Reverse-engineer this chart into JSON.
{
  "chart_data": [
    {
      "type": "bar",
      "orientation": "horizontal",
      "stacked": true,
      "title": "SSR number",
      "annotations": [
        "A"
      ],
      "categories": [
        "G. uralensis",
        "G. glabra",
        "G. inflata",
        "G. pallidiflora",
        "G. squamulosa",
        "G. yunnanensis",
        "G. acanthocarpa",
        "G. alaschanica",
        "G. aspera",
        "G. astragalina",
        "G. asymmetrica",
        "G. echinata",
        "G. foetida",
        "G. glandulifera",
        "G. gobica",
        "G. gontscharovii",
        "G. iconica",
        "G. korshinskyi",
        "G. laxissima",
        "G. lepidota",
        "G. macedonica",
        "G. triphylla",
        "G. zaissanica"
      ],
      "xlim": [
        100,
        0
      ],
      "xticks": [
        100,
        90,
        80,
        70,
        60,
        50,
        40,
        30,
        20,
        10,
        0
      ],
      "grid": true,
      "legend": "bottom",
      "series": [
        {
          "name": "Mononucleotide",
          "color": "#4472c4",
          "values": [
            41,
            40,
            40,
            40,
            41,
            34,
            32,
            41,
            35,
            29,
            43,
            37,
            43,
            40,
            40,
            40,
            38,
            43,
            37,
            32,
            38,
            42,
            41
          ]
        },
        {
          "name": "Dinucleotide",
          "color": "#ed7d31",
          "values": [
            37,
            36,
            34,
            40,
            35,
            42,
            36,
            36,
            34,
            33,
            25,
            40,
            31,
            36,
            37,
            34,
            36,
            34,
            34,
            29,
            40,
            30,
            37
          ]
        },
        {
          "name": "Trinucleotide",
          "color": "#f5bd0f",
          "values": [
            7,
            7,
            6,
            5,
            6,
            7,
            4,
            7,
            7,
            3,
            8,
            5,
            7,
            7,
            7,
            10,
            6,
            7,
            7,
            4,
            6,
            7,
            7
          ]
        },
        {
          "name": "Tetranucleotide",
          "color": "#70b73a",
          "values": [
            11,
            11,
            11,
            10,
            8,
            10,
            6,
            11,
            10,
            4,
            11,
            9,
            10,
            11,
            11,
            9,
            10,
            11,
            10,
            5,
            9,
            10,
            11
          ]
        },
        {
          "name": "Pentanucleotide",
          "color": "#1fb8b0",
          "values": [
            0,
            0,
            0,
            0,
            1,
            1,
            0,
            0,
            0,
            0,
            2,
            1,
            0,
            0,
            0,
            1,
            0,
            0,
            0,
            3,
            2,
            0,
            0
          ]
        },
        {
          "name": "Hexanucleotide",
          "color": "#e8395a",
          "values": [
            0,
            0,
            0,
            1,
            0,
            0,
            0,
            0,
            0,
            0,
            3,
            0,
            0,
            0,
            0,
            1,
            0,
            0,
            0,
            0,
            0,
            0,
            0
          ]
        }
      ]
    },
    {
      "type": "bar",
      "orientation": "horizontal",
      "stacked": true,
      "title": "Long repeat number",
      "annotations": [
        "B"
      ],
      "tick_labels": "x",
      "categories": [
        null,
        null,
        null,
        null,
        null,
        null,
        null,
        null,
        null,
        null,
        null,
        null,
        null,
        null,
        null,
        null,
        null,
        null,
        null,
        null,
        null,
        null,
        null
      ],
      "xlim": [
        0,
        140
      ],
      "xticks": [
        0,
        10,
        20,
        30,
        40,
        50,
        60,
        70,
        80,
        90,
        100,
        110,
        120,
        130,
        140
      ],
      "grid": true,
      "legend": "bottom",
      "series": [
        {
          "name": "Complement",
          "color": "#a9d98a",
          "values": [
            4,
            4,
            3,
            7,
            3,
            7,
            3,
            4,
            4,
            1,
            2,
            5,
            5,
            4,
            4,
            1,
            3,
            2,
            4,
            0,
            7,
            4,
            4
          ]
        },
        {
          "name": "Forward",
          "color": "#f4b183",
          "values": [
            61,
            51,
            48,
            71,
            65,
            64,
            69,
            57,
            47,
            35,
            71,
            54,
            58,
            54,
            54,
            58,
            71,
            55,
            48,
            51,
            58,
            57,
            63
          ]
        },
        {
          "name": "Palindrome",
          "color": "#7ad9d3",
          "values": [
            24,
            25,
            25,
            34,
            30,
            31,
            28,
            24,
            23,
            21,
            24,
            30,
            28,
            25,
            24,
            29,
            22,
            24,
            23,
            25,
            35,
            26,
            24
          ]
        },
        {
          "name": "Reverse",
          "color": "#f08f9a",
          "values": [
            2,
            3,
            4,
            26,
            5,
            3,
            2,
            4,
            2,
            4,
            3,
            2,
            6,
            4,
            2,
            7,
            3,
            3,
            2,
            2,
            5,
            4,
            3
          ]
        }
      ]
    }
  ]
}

#### What you have to do
Send back each record exactly as it stands.

#### Answer in full
Reverse-engineer this chart into JSON.
{
  "chart_data": [
    {
      "type": "bar",
      "orientation": "horizontal",
      "stacked": true,
      "title": "SSR number",
      "annotations": [
        "A"
      ],
      "categories": [
        "G. uralensis",
        "G. glabra",
        "G. inflata",
        "G. pallidiflora",
        "G. squamulosa",
        "G. yunnanensis",
        "G. acanthocarpa",
        "G. alaschanica",
        "G. aspera",
        "G. astragalina",
        "G. asymmetrica",
        "G. echinata",
        "G. foetida",
        "G. glandulifera",
        "G. gobica",
        "G. gontscharovii",
        "G. iconica",
        "G. korshinskyi",
        "G. laxissima",
        "G. lepidota",
        "G. macedonica",
        "G. triphylla",
        "G. zaissanica"
      ],
      "xlim": [
        100,
        0
      ],
      "xticks": [
        100,
        90,
        80,
        70,
        60,
        50,
        40,
        30,
        20,
        10,
        0
      ],
      "grid": true,
      "legend": "bottom",
      "series": [
        {
          "name": "Mononucleotide",
          "color": "#4472c4",
          "values": [
            41,
            40,
            40,
            40,
            41,
            34,
            32,
            41,
            35,
            29,
            43,
            37,
            43,
            40,
            40,
            40,
            38,
            43,
            37,
            32,
            38,
            42,
            41
          ]
        },
        {
          "name": "Dinucleotide",
          "color": "#ed7d31",
          "values": [
            37,
            36,
            34,
            40,
            35,
            42,
            36,
            36,
            34,
            33,
            25,
            40,
            31,
            36,
            37,
            34,
            36,
            34,
            34,
            29,
            40,
            30,
            37
          ]
        },
        {
          "name": "Trinucleotide",
          "color": "#f5bd0f",
          "values": [
            7,
            7,
            6,
            5,
            6,
            7,
            4,
            7,
            7,
            3,
            8,
            5,
            7,
            7,
            7,
            10,
            6,
            7,
            7,
            4,
            6,
            7,
            7
          ]
        },
        {
          "name": "Tetranucleotide",
          "color": "#70b73a",
          "values": [
            11,
            11,
            11,
            10,
            8,
            10,
            6,
            11,
            10,
            4,
            11,
            9,
            10,
            11,
            11,
            9,
            10,
            11,
            10,
            5,
            9,
            10,
            11
          ]
        },
        {
          "name": "Pentanucleotide",
          "color": "#1fb8b0",
          "values": [
            0,
            0,
            0,
            0,
            1,
            1,
            0,
            0,
            0,
            0,
            2,
            1,
            0,
            0,
            0,
            1,
            0,
            0,
            0,
            3,
            2,
            0,
            0
          ]
        },
        {
          "name": "Hexanucleotide",
          "color": "#e8395a",
          "values": [
            0,
            0,
            0,
            1,
            0,
            0,
            0,
            0,
            0,
            0,
            3,
            0,
            0,
            0,
            0,
            1,
            0,
            0,
            0,
            0,
            0,
            0,
            0
          ]
        }
      ]
    },
    {
      "type": "bar",
      "orientation": "horizontal",
      "stacked": true,
      "title": "Long repeat number",
      "annotations": [
        "B"
      ],
      "tick_labels": "x",
      "categories": [
        null,
        null,
        null,
        null,
        null,
        null,
        null,
        null,
        null,
        null,
        null,
        null,
        null,
        null,
        null,
        null,
        null,
        null,
        null,
        null,
        null,
        null,
        null
      ],
      "xlim": [
        0,
        140
      ],
      "xticks": [
        0,
        10,
        20,
        30,
        40,
        50,
        60,
        70,
        80,
        90,
        100,
        110,
        120,
        130,
        140
      ],
      "grid": true,
      "legend": "bottom",
      "series": [
        {
          "name": "Complement",
          "color": "#a9d98a",
          "values": [
            4,
            4,
            3,
            7,
            3,
            7,
            3,
            4,
            4,
            1,
            2,
            5,
            5,
            4,
            4,
            1,
            3,
            2,
            4,
            0,
            7,
            4,
            4
          ]
        },
        {
          "name": "Forward",
          "color": "#f4b183",
          "values": [
            61,
            51,
            48,
            71,
            65,
            64,
            69,
            57,
            47,
            35,
            71,
            54,
            58,
            54,
            54,
            58,
            71,
            55,
            48,
            51,
            58,
            57,
            63
          ]
        },
        {
          "name": "Palindrome",
          "color": "#7ad9d3",
          "values": [
            24,
            25,
            25,
            34,
            30,
            31,
            28,
            24,
            23,
            21,
            24,
            30,
            28,
            25,
            24,
            29,
            22,
            24,
            23,
            25,
            35,
            26,
            24
          ]
        },
        {
          "name": "Reverse",
          "color": "#f08f9a",
          "values": [
            2,
            3,
            4,
            26,
            5,
            3,
            2,
            4,
            2,
            4,
            3,
            2,
            6,
            4,
            2,
            7,
            3,
            3,
            2,
            2,
            5,
            4,
            3
          ]
        }
      ]
    }
  ]
}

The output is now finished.